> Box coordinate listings
====================

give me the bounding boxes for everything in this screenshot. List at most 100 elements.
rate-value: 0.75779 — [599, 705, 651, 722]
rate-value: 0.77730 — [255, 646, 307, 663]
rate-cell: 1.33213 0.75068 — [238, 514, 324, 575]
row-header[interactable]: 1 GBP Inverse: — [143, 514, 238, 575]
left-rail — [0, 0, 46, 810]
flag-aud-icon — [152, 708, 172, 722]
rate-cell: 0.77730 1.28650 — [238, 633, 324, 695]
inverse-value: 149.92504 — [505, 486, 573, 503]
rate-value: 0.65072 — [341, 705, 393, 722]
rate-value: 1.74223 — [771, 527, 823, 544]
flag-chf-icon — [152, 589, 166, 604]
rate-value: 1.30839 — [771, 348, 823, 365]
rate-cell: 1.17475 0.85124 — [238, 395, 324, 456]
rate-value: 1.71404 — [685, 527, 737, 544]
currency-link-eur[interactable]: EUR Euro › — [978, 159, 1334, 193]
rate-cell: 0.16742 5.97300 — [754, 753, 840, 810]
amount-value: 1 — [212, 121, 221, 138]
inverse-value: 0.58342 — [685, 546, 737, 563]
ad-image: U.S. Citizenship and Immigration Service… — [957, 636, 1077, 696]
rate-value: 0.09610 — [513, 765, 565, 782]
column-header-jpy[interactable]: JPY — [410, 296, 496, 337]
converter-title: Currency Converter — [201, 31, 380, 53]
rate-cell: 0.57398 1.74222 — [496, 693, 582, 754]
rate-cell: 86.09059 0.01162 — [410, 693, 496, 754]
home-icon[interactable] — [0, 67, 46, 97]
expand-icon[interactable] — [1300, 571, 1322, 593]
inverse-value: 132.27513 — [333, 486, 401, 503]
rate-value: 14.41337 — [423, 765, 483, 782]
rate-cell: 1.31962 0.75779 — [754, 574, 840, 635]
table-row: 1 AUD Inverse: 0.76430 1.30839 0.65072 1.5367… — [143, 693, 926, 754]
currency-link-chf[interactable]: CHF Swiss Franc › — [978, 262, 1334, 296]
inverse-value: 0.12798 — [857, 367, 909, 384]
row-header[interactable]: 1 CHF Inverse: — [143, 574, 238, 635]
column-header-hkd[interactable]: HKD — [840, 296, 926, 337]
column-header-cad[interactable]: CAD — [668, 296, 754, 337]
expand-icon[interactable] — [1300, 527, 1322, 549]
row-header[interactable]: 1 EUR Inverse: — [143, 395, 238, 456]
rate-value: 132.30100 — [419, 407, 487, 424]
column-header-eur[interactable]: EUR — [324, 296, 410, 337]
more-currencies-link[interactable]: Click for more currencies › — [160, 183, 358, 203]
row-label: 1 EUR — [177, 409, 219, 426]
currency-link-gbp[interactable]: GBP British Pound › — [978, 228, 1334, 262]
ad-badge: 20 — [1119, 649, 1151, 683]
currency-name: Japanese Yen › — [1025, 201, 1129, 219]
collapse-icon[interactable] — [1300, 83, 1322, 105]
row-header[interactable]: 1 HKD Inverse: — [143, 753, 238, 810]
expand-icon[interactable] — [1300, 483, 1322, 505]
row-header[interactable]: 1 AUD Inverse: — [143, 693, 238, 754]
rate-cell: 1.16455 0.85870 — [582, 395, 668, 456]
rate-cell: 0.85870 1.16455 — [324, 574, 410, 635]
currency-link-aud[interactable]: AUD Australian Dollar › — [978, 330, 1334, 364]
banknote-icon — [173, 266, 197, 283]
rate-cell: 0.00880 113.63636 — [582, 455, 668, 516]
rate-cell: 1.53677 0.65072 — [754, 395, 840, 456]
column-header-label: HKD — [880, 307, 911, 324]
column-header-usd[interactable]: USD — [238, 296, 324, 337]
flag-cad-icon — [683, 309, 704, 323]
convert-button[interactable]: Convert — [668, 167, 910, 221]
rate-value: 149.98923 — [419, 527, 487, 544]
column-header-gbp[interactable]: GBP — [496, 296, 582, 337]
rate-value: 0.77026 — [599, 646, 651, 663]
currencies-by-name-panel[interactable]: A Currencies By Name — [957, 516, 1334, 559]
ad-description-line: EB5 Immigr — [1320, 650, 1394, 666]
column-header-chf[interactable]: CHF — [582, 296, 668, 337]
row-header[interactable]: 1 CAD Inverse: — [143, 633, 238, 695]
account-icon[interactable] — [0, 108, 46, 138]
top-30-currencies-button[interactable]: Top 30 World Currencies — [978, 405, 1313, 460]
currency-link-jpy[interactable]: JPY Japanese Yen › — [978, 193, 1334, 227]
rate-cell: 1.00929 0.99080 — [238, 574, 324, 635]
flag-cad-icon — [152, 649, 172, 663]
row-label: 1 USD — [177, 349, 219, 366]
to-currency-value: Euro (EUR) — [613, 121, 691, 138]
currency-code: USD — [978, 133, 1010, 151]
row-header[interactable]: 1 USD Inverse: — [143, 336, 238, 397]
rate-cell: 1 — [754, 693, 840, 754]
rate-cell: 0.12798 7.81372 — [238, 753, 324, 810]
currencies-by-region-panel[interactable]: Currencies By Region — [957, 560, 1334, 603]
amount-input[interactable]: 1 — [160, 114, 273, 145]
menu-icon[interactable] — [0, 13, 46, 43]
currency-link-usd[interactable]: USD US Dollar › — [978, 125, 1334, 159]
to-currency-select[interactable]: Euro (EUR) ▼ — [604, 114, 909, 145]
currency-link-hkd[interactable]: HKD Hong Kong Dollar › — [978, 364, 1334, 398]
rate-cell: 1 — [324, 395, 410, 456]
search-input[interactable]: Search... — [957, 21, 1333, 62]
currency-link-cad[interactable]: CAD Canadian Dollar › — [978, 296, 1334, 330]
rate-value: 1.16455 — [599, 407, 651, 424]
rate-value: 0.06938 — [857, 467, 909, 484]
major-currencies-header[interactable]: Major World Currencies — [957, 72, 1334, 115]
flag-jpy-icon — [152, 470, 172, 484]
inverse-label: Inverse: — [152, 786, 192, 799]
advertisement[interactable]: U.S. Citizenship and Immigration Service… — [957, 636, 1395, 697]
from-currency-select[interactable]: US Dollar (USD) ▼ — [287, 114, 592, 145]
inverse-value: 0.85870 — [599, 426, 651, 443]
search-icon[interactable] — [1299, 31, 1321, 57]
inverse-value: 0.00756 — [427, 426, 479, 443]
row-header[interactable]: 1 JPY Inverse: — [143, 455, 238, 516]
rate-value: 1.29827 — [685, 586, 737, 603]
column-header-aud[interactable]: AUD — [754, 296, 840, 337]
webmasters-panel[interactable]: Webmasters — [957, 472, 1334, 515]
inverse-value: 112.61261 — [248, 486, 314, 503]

====================

> Given exercise
Please return the entries from the first line through the line containing "table-row: 1 AUD", with both of those lines included, reproducing each one without any change.

> Final result
give me the bounding boxes for everything in this screenshot. List at most 100 elements.
rate-value: 0.75779 — [599, 705, 651, 722]
rate-value: 0.77730 — [255, 646, 307, 663]
rate-cell: 1.33213 0.75068 — [238, 514, 324, 575]
row-header[interactable]: 1 GBP Inverse: — [143, 514, 238, 575]
left-rail — [0, 0, 46, 810]
flag-aud-icon — [152, 708, 172, 722]
rate-cell: 0.77730 1.28650 — [238, 633, 324, 695]
inverse-value: 149.92504 — [505, 486, 573, 503]
rate-value: 0.65072 — [341, 705, 393, 722]
rate-value: 1.74223 — [771, 527, 823, 544]
flag-chf-icon — [152, 589, 166, 604]
rate-value: 1.30839 — [771, 348, 823, 365]
rate-cell: 1.17475 0.85124 — [238, 395, 324, 456]
rate-value: 1.71404 — [685, 527, 737, 544]
currency-link-eur[interactable]: EUR Euro › — [978, 159, 1334, 193]
rate-cell: 0.16742 5.97300 — [754, 753, 840, 810]
amount-value: 1 — [212, 121, 221, 138]
inverse-value: 0.58342 — [685, 546, 737, 563]
ad-image: U.S. Citizenship and Immigration Service… — [957, 636, 1077, 696]
rate-value: 0.09610 — [513, 765, 565, 782]
column-header-jpy[interactable]: JPY — [410, 296, 496, 337]
converter-title: Currency Converter — [201, 31, 380, 53]
rate-cell: 0.57398 1.74222 — [496, 693, 582, 754]
rate-cell: 86.09059 0.01162 — [410, 693, 496, 754]
home-icon[interactable] — [0, 67, 46, 97]
expand-icon[interactable] — [1300, 571, 1322, 593]
inverse-value: 132.27513 — [333, 486, 401, 503]
rate-value: 14.41337 — [423, 765, 483, 782]
rate-cell: 1.31962 0.75779 — [754, 574, 840, 635]
table-row: 1 AUD Inverse: 0.76430 1.30839 0.65072 1.5367… — [143, 693, 926, 754]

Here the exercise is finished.